# TASK DESCRIPTION
Can you copy out the data exactly? Leave the images out.

'''

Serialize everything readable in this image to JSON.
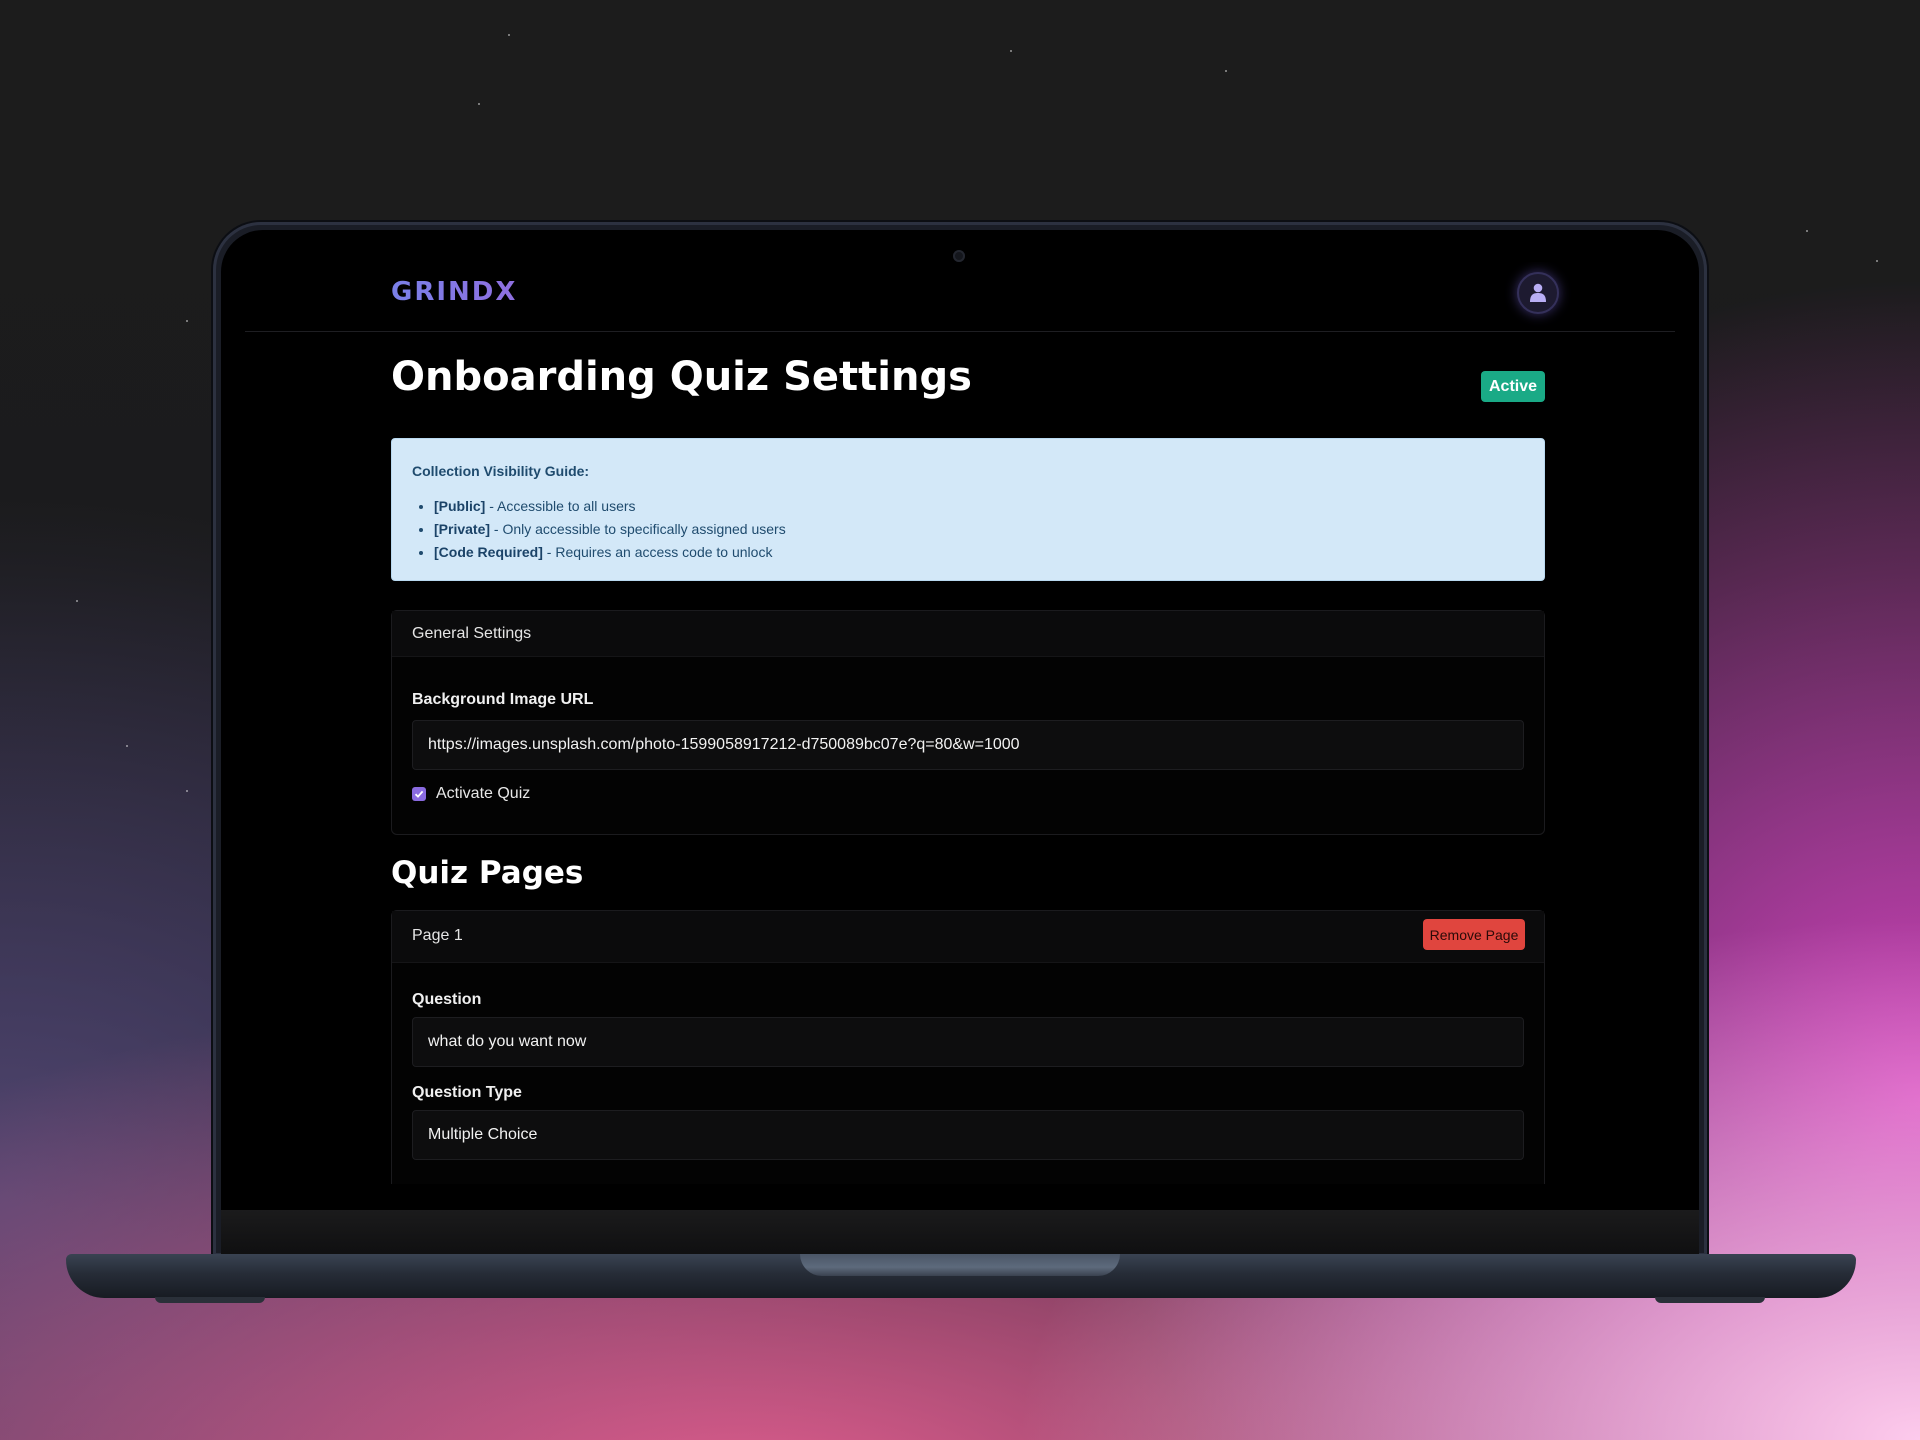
{
  "app": {
    "brand": "GRINDX"
  },
  "page": {
    "title": "Onboarding Quiz Settings",
    "status_badge": "Active"
  },
  "guide": {
    "title": "Collection Visibility Guide:",
    "items": [
      {
        "tag": "[Public]",
        "text": " - Accessible to all users"
      },
      {
        "tag": "[Private]",
        "text": " - Only accessible to specifically assigned users"
      },
      {
        "tag": "[Code Required]",
        "text": " - Requires an access code to unlock"
      }
    ]
  },
  "general": {
    "header": "General Settings",
    "bg_label": "Background Image URL",
    "bg_value": "https://images.unsplash.com/photo-1599058917212-d750089bc07e?q=80&w=1000",
    "activate_label": "Activate Quiz",
    "activate_checked": true
  },
  "quiz_pages": {
    "title": "Quiz Pages",
    "pages": [
      {
        "header": "Page 1",
        "remove_label": "Remove Page",
        "question_label": "Question",
        "question_value": "what do you want now",
        "type_label": "Question Type",
        "type_value": "Multiple Choice"
      }
    ]
  },
  "colors": {
    "accent": "#8a6be0",
    "success": "#1aaa86",
    "danger": "#e0453e",
    "info_bg": "#d3e8f8"
  },
  "icons": {
    "avatar": "user-icon",
    "checkbox": "check-icon"
  }
}
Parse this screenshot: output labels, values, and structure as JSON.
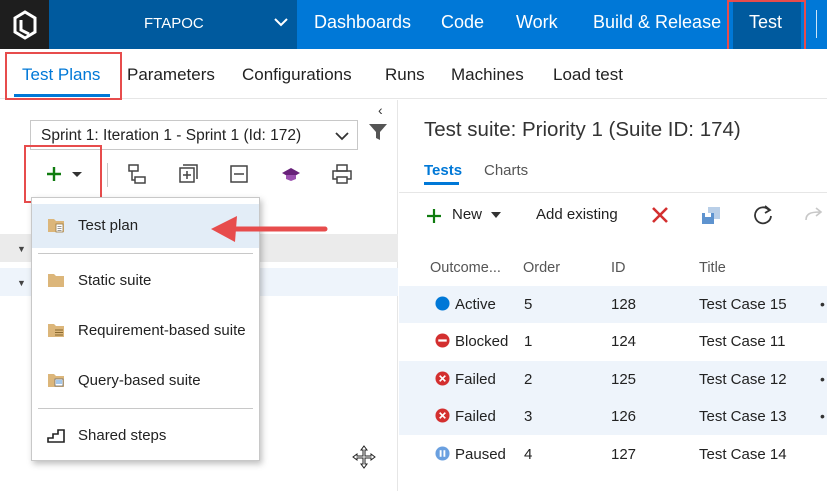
{
  "topbar": {
    "project": "FTAPOC",
    "hubs": [
      "Dashboards",
      "Code",
      "Work",
      "Build & Release",
      "Test"
    ],
    "active_hub": "Test",
    "colors": {
      "bar": "#0078d7",
      "dark": "#005a9e",
      "logo_bg": "#1e1e1e"
    }
  },
  "subnav": {
    "tabs": [
      "Test Plans",
      "Parameters",
      "Configurations",
      "Runs",
      "Machines",
      "Load test"
    ],
    "active": "Test Plans"
  },
  "left": {
    "plan_select": "Sprint 1: Iteration 1 - Sprint 1 (Id: 172)",
    "toolbar_icons": [
      "plus-icon",
      "chevron-down-icon",
      "hierarchy-icon",
      "expand-all-icon",
      "collapse-all-icon",
      "hat-icon",
      "print-icon"
    ],
    "menu": {
      "items": [
        {
          "label": "Test plan",
          "icon": "test-plan-icon",
          "highlighted": true
        },
        {
          "label": "Static suite",
          "icon": "folder-icon"
        },
        {
          "label": "Requirement-based suite",
          "icon": "requirement-suite-icon"
        },
        {
          "label": "Query-based suite",
          "icon": "query-suite-icon"
        },
        {
          "label": "Shared steps",
          "icon": "shared-steps-icon"
        }
      ]
    }
  },
  "right": {
    "suite_title": "Test suite: Priority 1 (Suite ID: 174)",
    "tabs": [
      "Tests",
      "Charts"
    ],
    "active_tab": "Tests",
    "toolbar": {
      "new_label": "New",
      "add_existing_label": "Add existing"
    },
    "columns": [
      "Outcome...",
      "Order",
      "ID",
      "Title"
    ],
    "rows": [
      {
        "outcome": "Active",
        "order": "5",
        "id": "128",
        "title": "Test Case 15",
        "status_color": "#0078d7"
      },
      {
        "outcome": "Blocked",
        "order": "1",
        "id": "124",
        "title": "Test Case 11",
        "status_color": "#d32f2f"
      },
      {
        "outcome": "Failed",
        "order": "2",
        "id": "125",
        "title": "Test Case 12",
        "status_color": "#d32f2f"
      },
      {
        "outcome": "Failed",
        "order": "3",
        "id": "126",
        "title": "Test Case 13",
        "status_color": "#d32f2f"
      },
      {
        "outcome": "Paused",
        "order": "4",
        "id": "127",
        "title": "Test Case 14",
        "status_color": "#6aa0e0"
      }
    ]
  },
  "accent": {
    "annotation_red": "#e74c4c",
    "add_green": "#107c10"
  }
}
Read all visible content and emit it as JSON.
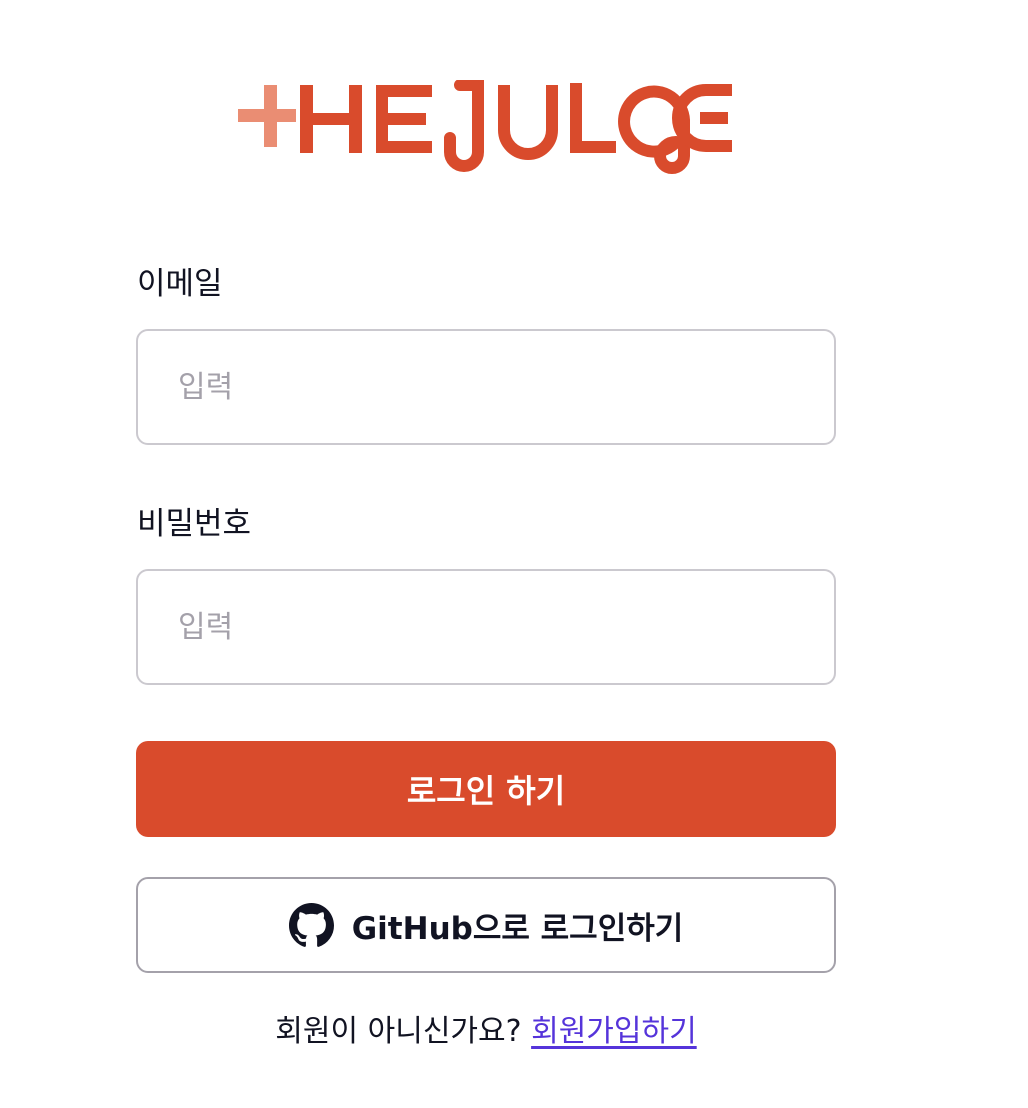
{
  "logo": {
    "text": "+HE JULGE",
    "colors": {
      "plus": "#ea8d73",
      "letters": "#d94b2c"
    }
  },
  "form": {
    "email": {
      "label": "이메일",
      "placeholder": "입력",
      "value": ""
    },
    "password": {
      "label": "비밀번호",
      "placeholder": "입력",
      "value": ""
    },
    "login_button": "로그인 하기",
    "github_button": {
      "icon": "github-icon",
      "label": "GitHub으로 로그인하기"
    }
  },
  "signup": {
    "prompt": "회원이 아니신가요?",
    "link": "회원가입하기"
  },
  "colors": {
    "primary": "#d94b2c",
    "link": "#5534da",
    "input_border": "#cbc9cf",
    "placeholder": "#a4a1aa"
  }
}
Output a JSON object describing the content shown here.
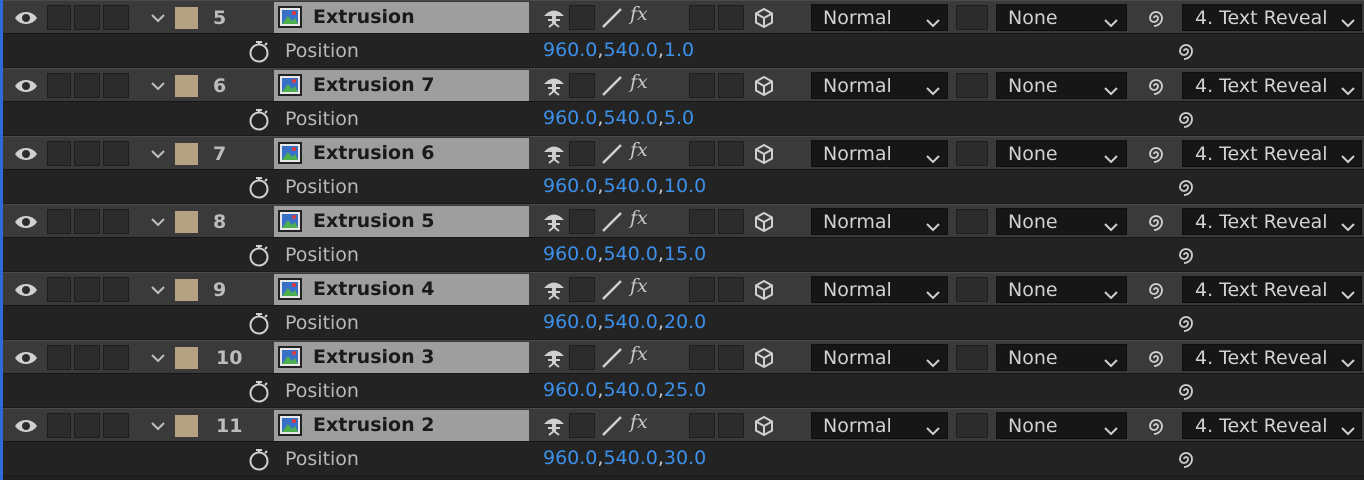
{
  "colors": {
    "accent_value": "#3c90ea",
    "label_color": "#b4a283",
    "selection_edge": "#2f6bd6",
    "name_field_bg": "#9e9e9e"
  },
  "icons": {
    "visibility": "eye-icon",
    "twirl": "chevron-down-icon",
    "layer_type": "image-layer-icon",
    "shy": "puppet-icon",
    "quality": "slash-icon",
    "effects": "fx-icon",
    "three_d": "cube-icon",
    "stopwatch": "stopwatch-icon",
    "parent_pickwhip": "spiral-icon"
  },
  "layers": [
    {
      "number": "5",
      "name": "Extrusion",
      "fx": "fx",
      "mode": "Normal",
      "track_matte": "None",
      "parent": "4. Text Reveal",
      "property": "Position",
      "value": [
        "960.0",
        "540.0",
        "1.0"
      ]
    },
    {
      "number": "6",
      "name": "Extrusion 7",
      "fx": "fx",
      "mode": "Normal",
      "track_matte": "None",
      "parent": "4. Text Reveal",
      "property": "Position",
      "value": [
        "960.0",
        "540.0",
        "5.0"
      ]
    },
    {
      "number": "7",
      "name": "Extrusion 6",
      "fx": "fx",
      "mode": "Normal",
      "track_matte": "None",
      "parent": "4. Text Reveal",
      "property": "Position",
      "value": [
        "960.0",
        "540.0",
        "10.0"
      ]
    },
    {
      "number": "8",
      "name": "Extrusion 5",
      "fx": "fx",
      "mode": "Normal",
      "track_matte": "None",
      "parent": "4. Text Reveal",
      "property": "Position",
      "value": [
        "960.0",
        "540.0",
        "15.0"
      ]
    },
    {
      "number": "9",
      "name": "Extrusion 4",
      "fx": "fx",
      "mode": "Normal",
      "track_matte": "None",
      "parent": "4. Text Reveal",
      "property": "Position",
      "value": [
        "960.0",
        "540.0",
        "20.0"
      ]
    },
    {
      "number": "10",
      "name": "Extrusion 3",
      "fx": "fx",
      "mode": "Normal",
      "track_matte": "None",
      "parent": "4. Text Reveal",
      "property": "Position",
      "value": [
        "960.0",
        "540.0",
        "25.0"
      ]
    },
    {
      "number": "11",
      "name": "Extrusion 2",
      "fx": "fx",
      "mode": "Normal",
      "track_matte": "None",
      "parent": "4. Text Reveal",
      "property": "Position",
      "value": [
        "960.0",
        "540.0",
        "30.0"
      ]
    }
  ]
}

'''

# COMPLETE RESPONSE
Serialize everything readable in this image to JSON.
{
  "app": {
    "brand": "GRINDX"
  },
  "page": {
    "title": "Onboarding Quiz Settings",
    "status_badge": "Active"
  },
  "guide": {
    "title": "Collection Visibility Guide:",
    "items": [
      {
        "tag": "[Public]",
        "text": " - Accessible to all users"
      },
      {
        "tag": "[Private]",
        "text": " - Only accessible to specifically assigned users"
      },
      {
        "tag": "[Code Required]",
        "text": " - Requires an access code to unlock"
      }
    ]
  },
  "general": {
    "header": "General Settings",
    "bg_label": "Background Image URL",
    "bg_value": "https://images.unsplash.com/photo-1599058917212-d750089bc07e?q=80&w=1000",
    "activate_label": "Activate Quiz",
    "activate_checked": true
  },
  "quiz_pages": {
    "title": "Quiz Pages",
    "pages": [
      {
        "header": "Page 1",
        "remove_label": "Remove Page",
        "question_label": "Question",
        "question_value": "what do you want now",
        "type_label": "Question Type",
        "type_value": "Multiple Choice"
      }
    ]
  },
  "colors": {
    "accent": "#8a6be0",
    "success": "#1aaa86",
    "danger": "#e0453e",
    "info_bg": "#d3e8f8"
  },
  "icons": {
    "avatar": "user-icon",
    "checkbox": "check-icon"
  }
}
Parse this screenshot: output labels, values, and structure as JSON.
{
  "topbar": {
    "project": "FTAPOC",
    "hubs": [
      "Dashboards",
      "Code",
      "Work",
      "Build & Release",
      "Test"
    ],
    "active_hub": "Test",
    "colors": {
      "bar": "#0078d7",
      "dark": "#005a9e",
      "logo_bg": "#1e1e1e"
    }
  },
  "subnav": {
    "tabs": [
      "Test Plans",
      "Parameters",
      "Configurations",
      "Runs",
      "Machines",
      "Load test"
    ],
    "active": "Test Plans"
  },
  "left": {
    "plan_select": "Sprint 1: Iteration 1 - Sprint 1 (Id: 172)",
    "toolbar_icons": [
      "plus-icon",
      "chevron-down-icon",
      "hierarchy-icon",
      "expand-all-icon",
      "collapse-all-icon",
      "hat-icon",
      "print-icon"
    ],
    "menu": {
      "items": [
        {
          "label": "Test plan",
          "icon": "test-plan-icon",
          "highlighted": true
        },
        {
          "label": "Static suite",
          "icon": "folder-icon"
        },
        {
          "label": "Requirement-based suite",
          "icon": "requirement-suite-icon"
        },
        {
          "label": "Query-based suite",
          "icon": "query-suite-icon"
        },
        {
          "label": "Shared steps",
          "icon": "shared-steps-icon"
        }
      ]
    }
  },
  "right": {
    "suite_title": "Test suite: Priority 1 (Suite ID: 174)",
    "tabs": [
      "Tests",
      "Charts"
    ],
    "active_tab": "Tests",
    "toolbar": {
      "new_label": "New",
      "add_existing_label": "Add existing"
    },
    "columns": [
      "Outcome...",
      "Order",
      "ID",
      "Title"
    ],
    "rows": [
      {
        "outcome": "Active",
        "order": "5",
        "id": "128",
        "title": "Test Case 15",
        "status_color": "#0078d7"
      },
      {
        "outcome": "Blocked",
        "order": "1",
        "id": "124",
        "title": "Test Case 11",
        "status_color": "#d32f2f"
      },
      {
        "outcome": "Failed",
        "order": "2",
        "id": "125",
        "title": "Test Case 12",
        "status_color": "#d32f2f"
      },
      {
        "outcome": "Failed",
        "order": "3",
        "id": "126",
        "title": "Test Case 13",
        "status_color": "#d32f2f"
      },
      {
        "outcome": "Paused",
        "order": "4",
        "id": "127",
        "title": "Test Case 14",
        "status_color": "#6aa0e0"
      }
    ]
  },
  "accent": {
    "annotation_red": "#e74c4c",
    "add_green": "#107c10"
  }
}
Read all visible content and emit it as JSON.
{
  "logo": {
    "text": "+HE JULGE",
    "colors": {
      "plus": "#ea8d73",
      "letters": "#d94b2c"
    }
  },
  "form": {
    "email": {
      "label": "이메일",
      "placeholder": "입력",
      "value": ""
    },
    "password": {
      "label": "비밀번호",
      "placeholder": "입력",
      "value": ""
    },
    "login_button": "로그인 하기",
    "github_button": {
      "icon": "github-icon",
      "label": "GitHub으로 로그인하기"
    }
  },
  "signup": {
    "prompt": "회원이 아니신가요?",
    "link": "회원가입하기"
  },
  "colors": {
    "primary": "#d94b2c",
    "link": "#5534da",
    "input_border": "#cbc9cf",
    "placeholder": "#a4a1aa"
  }
}
Output a JSON object describing the content shown here.
{
  "colors": {
    "accent_value": "#3c90ea",
    "label_color": "#b4a283",
    "selection_edge": "#2f6bd6",
    "name_field_bg": "#9e9e9e"
  },
  "icons": {
    "visibility": "eye-icon",
    "twirl": "chevron-down-icon",
    "layer_type": "image-layer-icon",
    "shy": "puppet-icon",
    "quality": "slash-icon",
    "effects": "fx-icon",
    "three_d": "cube-icon",
    "stopwatch": "stopwatch-icon",
    "parent_pickwhip": "spiral-icon"
  },
  "layers": [
    {
      "number": "5",
      "name": "Extrusion",
      "fx": "fx",
      "mode": "Normal",
      "track_matte": "None",
      "parent": "4. Text Reveal",
      "property": "Position",
      "value": [
        "960.0",
        "540.0",
        "1.0"
      ]
    },
    {
      "number": "6",
      "name": "Extrusion 7",
      "fx": "fx",
      "mode": "Normal",
      "track_matte": "None",
      "parent": "4. Text Reveal",
      "property": "Position",
      "value": [
        "960.0",
        "540.0",
        "5.0"
      ]
    },
    {
      "number": "7",
      "name": "Extrusion 6",
      "fx": "fx",
      "mode": "Normal",
      "track_matte": "None",
      "parent": "4. Text Reveal",
      "property": "Position",
      "value": [
        "960.0",
        "540.0",
        "10.0"
      ]
    },
    {
      "number": "8",
      "name": "Extrusion 5",
      "fx": "fx",
      "mode": "Normal",
      "track_matte": "None",
      "parent": "4. Text Reveal",
      "property": "Position",
      "value": [
        "960.0",
        "540.0",
        "15.0"
      ]
    },
    {
      "number": "9",
      "name": "Extrusion 4",
      "fx": "fx",
      "mode": "Normal",
      "track_matte": "None",
      "parent": "4. Text Reveal",
      "property": "Position",
      "value": [
        "960.0",
        "540.0",
        "20.0"
      ]
    },
    {
      "number": "10",
      "name": "Extrusion 3",
      "fx": "fx",
      "mode": "Normal",
      "track_matte": "None",
      "parent": "4. Text Reveal",
      "property": "Position",
      "value": [
        "960.0",
        "540.0",
        "25.0"
      ]
    },
    {
      "number": "11",
      "name": "Extrusion 2",
      "fx": "fx",
      "mode": "Normal",
      "track_matte": "None",
      "parent": "4. Text Reveal",
      "property": "Position",
      "value": [
        "960.0",
        "540.0",
        "30.0"
      ]
    }
  ]
}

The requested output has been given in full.